◆ WHAT YOU SHOULD DO
Pick out all lines with the word "color" from the records that follow.

[Stored dataset items]
------------------------------------------------------------
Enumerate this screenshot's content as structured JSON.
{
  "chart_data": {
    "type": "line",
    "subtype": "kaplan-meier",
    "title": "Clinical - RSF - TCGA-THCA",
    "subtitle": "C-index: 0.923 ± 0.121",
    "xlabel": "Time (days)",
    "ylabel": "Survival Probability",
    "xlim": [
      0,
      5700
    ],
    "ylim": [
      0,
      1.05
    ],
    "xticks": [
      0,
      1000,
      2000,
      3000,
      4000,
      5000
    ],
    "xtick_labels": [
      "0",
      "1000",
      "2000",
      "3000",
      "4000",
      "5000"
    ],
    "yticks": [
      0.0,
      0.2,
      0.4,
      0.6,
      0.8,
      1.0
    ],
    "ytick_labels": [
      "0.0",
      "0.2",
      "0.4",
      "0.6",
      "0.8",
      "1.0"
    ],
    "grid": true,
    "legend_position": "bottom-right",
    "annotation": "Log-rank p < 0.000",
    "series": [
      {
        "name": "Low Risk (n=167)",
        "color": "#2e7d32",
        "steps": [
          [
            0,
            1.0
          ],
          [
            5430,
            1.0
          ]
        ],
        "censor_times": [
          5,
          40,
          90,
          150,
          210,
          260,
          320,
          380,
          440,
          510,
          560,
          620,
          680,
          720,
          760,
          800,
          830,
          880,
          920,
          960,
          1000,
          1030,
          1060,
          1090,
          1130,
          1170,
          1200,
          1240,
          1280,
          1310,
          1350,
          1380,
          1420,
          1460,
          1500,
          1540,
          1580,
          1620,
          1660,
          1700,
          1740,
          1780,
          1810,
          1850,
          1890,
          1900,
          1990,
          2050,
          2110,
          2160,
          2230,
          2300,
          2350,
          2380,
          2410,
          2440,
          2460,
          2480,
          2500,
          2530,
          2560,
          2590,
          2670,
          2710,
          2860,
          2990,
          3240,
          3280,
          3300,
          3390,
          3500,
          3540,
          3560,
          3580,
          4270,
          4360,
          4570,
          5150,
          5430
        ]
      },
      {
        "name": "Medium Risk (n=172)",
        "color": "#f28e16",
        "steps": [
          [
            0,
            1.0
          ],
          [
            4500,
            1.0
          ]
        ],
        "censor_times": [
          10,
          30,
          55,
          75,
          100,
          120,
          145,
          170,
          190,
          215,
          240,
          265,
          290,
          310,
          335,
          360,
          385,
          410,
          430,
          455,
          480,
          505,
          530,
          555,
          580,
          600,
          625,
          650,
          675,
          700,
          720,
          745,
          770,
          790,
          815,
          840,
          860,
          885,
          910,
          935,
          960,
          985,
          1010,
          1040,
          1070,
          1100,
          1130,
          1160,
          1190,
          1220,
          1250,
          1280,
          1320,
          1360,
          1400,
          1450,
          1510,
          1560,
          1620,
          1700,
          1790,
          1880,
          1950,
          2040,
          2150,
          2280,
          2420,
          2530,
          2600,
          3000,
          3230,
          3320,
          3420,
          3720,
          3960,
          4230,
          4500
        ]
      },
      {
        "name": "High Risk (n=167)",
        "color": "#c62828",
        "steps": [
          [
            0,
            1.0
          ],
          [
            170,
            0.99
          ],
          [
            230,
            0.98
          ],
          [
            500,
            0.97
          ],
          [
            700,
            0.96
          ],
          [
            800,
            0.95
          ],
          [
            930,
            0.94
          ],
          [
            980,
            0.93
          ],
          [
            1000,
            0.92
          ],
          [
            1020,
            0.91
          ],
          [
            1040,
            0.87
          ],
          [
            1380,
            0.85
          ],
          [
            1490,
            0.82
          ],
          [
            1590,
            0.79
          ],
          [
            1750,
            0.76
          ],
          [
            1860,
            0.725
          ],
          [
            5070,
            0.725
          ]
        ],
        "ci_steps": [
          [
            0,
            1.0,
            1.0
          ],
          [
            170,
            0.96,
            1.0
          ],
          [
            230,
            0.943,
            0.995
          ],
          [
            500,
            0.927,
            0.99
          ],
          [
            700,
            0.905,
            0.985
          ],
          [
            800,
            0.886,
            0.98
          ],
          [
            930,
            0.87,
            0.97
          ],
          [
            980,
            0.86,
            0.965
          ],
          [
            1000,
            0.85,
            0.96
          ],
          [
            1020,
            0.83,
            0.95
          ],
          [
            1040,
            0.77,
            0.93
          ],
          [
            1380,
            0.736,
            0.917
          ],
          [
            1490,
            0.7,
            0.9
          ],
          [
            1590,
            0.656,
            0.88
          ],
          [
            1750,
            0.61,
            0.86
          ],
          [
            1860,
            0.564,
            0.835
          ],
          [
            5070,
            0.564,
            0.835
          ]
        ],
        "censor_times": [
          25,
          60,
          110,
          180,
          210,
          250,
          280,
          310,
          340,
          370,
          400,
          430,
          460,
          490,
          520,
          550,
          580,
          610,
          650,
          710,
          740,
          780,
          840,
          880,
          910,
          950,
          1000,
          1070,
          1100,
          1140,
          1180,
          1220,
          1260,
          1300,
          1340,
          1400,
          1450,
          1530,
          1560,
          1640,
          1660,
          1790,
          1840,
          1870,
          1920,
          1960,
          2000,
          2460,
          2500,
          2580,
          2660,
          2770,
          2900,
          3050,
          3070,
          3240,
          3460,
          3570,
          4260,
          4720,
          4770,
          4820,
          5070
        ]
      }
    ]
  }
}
------------------------------------------------------------
◆ FINAL RESULT
        "color": "#2e7d32",
        "color": "#f28e16",
        "color": "#c62828",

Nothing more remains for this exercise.